- Records for the task:
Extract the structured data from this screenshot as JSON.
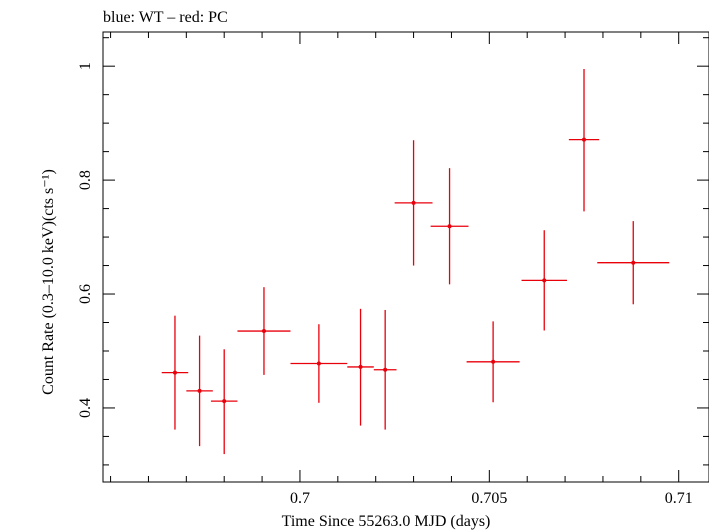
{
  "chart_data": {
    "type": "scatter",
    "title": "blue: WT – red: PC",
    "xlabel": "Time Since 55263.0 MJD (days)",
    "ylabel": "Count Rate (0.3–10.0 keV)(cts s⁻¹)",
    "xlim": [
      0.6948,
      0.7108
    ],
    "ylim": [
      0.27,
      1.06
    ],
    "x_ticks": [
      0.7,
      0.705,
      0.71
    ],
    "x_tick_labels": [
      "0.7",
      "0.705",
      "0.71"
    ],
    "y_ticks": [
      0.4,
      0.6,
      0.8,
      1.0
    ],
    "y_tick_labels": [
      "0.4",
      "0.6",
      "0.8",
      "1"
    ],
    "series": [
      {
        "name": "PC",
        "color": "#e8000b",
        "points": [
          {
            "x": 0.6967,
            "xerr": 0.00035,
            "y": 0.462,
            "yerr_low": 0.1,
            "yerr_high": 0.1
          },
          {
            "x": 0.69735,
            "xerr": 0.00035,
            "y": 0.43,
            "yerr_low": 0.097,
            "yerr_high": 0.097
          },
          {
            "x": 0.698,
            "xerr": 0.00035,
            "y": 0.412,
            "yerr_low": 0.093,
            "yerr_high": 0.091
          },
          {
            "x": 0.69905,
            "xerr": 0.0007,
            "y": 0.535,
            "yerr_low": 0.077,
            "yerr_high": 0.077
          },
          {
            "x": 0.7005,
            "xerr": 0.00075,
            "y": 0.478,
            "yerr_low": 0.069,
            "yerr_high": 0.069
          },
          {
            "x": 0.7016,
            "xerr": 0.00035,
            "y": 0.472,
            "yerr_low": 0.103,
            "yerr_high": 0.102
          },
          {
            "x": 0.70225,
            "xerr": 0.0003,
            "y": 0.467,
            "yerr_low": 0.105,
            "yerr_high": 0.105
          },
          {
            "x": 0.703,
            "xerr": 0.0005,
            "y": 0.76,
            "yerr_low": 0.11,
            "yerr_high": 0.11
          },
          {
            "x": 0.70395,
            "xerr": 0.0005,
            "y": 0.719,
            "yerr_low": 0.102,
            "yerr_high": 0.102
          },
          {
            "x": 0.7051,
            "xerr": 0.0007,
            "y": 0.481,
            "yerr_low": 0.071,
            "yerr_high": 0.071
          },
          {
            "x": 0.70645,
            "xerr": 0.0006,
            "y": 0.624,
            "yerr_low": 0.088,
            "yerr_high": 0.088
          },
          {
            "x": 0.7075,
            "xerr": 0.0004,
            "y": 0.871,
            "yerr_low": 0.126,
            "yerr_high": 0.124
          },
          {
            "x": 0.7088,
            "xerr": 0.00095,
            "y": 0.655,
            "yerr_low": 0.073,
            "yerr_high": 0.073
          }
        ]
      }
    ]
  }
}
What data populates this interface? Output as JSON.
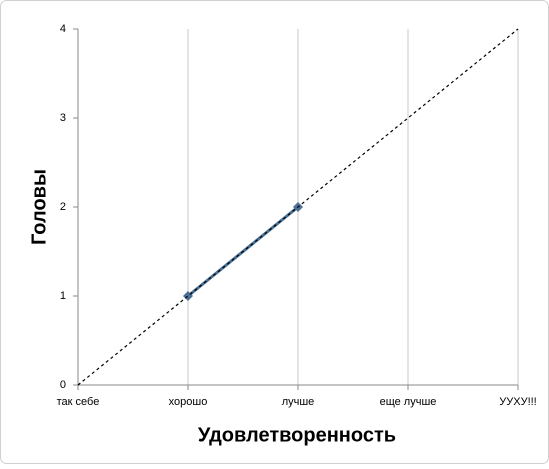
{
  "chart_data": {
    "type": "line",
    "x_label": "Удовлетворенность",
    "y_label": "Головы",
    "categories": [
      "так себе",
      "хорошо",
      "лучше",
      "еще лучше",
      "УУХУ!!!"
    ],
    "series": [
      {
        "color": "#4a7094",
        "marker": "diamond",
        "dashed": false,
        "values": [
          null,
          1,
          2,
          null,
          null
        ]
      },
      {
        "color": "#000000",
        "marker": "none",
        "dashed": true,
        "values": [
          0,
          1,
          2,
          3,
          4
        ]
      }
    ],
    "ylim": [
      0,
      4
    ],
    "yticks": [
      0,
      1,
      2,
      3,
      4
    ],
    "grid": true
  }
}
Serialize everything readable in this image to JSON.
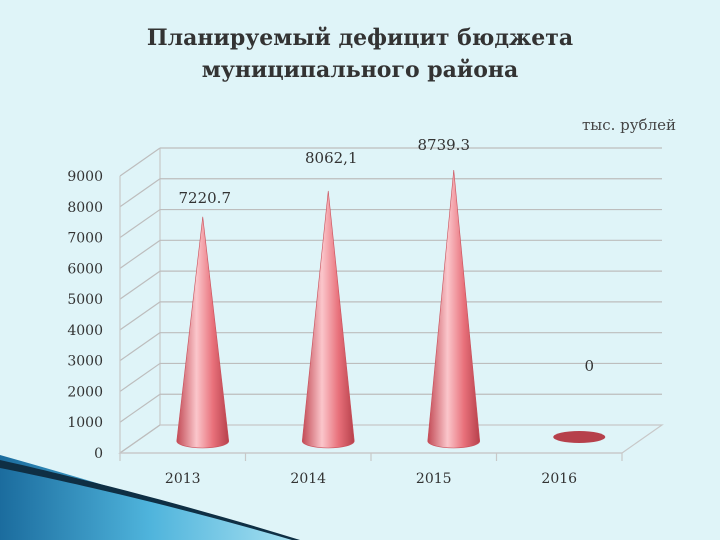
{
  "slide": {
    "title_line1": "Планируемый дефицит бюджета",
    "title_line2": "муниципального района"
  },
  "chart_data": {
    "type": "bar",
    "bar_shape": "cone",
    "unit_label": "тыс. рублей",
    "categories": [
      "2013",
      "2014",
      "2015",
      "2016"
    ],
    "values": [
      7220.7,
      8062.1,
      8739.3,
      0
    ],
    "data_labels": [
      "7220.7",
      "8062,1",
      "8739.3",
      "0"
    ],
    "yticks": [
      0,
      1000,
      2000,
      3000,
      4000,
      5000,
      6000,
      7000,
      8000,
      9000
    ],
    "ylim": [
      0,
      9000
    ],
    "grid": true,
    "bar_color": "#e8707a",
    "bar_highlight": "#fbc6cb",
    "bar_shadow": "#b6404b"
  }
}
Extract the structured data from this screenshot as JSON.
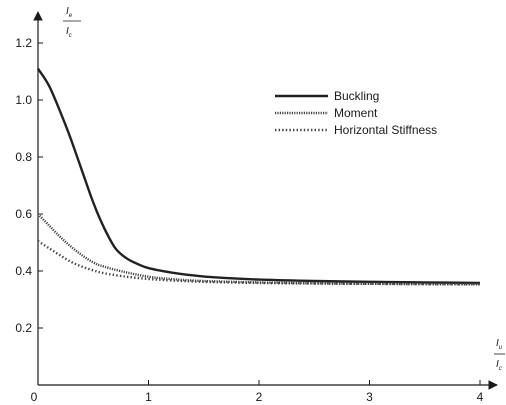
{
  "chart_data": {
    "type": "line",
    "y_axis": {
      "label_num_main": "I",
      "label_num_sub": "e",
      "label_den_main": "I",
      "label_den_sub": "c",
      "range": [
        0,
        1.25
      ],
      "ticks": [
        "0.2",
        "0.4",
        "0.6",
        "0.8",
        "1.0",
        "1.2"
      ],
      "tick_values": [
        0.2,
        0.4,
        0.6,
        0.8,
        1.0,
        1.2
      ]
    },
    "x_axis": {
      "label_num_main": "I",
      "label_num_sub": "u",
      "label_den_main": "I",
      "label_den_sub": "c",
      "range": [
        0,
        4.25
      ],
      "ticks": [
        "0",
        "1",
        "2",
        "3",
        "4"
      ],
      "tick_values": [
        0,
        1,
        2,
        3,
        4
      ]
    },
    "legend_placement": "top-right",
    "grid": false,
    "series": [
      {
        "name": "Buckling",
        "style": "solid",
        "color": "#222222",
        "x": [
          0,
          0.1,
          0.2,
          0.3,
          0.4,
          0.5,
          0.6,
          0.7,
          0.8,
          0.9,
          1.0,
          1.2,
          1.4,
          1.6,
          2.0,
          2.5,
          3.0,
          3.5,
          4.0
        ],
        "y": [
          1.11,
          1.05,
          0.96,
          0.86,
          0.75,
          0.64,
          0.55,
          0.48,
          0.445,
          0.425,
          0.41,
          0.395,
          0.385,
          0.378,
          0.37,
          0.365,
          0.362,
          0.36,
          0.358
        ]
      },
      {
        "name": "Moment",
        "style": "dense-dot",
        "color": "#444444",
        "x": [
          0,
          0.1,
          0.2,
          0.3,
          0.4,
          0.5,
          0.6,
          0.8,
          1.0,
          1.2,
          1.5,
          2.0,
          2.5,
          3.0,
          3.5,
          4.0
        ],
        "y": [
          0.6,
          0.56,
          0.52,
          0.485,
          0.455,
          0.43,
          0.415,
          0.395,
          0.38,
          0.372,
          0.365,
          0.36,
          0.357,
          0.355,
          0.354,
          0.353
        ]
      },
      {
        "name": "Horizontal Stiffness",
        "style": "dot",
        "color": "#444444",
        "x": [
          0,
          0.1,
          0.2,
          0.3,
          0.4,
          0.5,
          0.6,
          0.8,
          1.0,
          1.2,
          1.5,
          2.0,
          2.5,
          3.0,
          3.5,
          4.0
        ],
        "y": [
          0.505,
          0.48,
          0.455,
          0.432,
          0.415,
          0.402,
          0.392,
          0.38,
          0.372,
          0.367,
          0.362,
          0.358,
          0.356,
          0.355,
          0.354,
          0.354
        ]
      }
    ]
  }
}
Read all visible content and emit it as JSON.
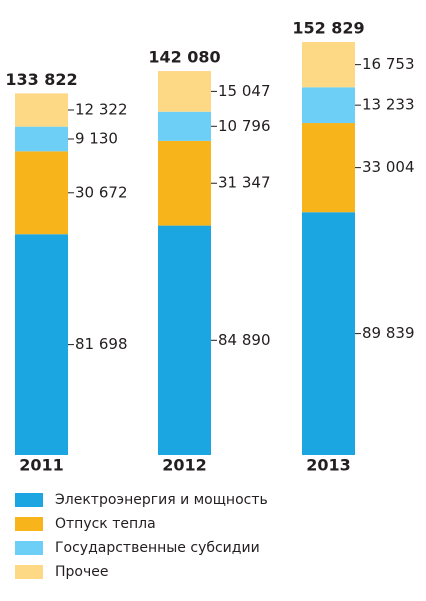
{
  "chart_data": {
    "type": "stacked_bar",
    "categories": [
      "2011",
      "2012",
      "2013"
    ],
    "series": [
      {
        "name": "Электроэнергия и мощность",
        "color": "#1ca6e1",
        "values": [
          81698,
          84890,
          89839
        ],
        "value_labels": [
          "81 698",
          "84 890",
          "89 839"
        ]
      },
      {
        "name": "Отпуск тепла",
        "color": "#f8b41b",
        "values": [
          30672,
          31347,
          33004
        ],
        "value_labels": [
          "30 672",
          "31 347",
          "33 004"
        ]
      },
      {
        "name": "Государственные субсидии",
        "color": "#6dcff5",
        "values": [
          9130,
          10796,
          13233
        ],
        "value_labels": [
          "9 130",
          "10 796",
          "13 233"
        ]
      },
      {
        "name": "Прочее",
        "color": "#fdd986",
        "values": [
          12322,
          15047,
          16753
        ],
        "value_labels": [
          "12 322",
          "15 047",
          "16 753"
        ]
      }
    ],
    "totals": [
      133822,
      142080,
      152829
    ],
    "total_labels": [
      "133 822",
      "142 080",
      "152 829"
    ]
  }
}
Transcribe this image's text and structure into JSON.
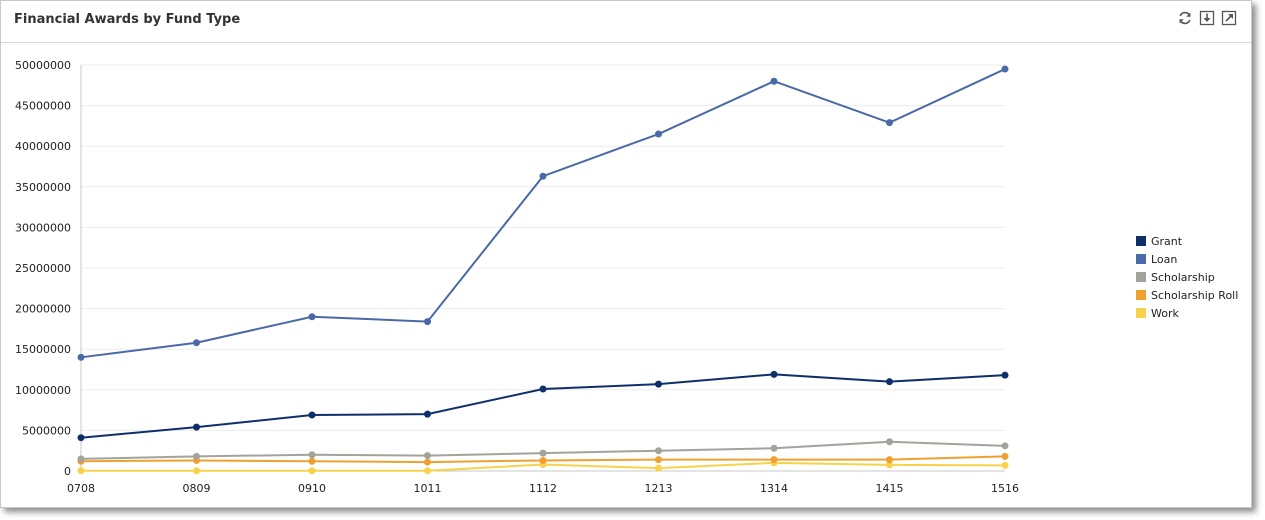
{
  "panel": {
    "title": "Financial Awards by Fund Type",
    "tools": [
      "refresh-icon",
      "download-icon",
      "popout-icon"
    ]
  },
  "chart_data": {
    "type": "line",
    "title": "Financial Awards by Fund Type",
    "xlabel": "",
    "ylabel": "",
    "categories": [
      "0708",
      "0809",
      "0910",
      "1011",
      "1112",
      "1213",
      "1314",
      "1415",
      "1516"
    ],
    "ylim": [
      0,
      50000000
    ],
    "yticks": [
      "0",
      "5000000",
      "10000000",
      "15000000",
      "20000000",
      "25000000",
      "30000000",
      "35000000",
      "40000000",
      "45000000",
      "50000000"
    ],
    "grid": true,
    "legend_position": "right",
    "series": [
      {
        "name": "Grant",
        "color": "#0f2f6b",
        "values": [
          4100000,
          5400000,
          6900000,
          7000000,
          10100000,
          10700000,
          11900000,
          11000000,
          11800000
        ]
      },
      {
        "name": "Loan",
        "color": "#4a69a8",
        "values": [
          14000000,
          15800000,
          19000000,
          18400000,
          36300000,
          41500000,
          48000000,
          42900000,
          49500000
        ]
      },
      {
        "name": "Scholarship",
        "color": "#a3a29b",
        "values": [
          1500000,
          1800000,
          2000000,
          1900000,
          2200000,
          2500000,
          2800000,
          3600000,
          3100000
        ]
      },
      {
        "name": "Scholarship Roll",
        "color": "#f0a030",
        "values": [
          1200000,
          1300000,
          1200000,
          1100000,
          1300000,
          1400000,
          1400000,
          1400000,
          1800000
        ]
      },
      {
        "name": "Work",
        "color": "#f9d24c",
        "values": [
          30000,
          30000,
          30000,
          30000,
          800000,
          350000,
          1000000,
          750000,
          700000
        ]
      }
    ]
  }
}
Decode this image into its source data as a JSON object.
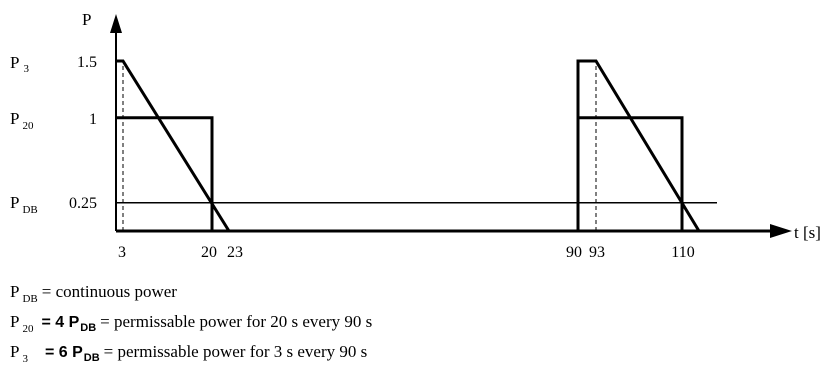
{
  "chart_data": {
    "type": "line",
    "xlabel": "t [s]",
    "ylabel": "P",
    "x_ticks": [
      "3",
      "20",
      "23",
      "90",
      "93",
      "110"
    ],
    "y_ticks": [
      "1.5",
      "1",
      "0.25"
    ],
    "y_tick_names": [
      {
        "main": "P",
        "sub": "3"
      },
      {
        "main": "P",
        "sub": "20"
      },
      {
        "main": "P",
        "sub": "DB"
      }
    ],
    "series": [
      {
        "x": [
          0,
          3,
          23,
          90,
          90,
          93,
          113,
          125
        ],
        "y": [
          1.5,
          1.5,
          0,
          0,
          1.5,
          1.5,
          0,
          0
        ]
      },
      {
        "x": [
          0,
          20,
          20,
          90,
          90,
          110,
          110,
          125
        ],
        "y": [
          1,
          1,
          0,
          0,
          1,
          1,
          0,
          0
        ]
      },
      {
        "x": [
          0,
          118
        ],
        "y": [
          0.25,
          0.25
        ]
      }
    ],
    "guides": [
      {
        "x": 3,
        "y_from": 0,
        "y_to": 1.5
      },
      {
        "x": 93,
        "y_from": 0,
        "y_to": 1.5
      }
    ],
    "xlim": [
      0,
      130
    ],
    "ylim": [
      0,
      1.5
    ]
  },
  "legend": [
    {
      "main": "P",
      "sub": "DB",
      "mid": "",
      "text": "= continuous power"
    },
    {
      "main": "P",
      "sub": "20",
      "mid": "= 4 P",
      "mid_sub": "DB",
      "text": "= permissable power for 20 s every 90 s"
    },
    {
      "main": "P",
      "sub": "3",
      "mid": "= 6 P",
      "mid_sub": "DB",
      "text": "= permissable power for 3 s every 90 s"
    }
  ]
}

- Exercise:
Show every line that contains the word "xlabel".

- Answer to the task:
    "xlabel": "Time Since 55263.0 MJD (days)",
    "xlabel": "",
    "xlabel": "t [s]",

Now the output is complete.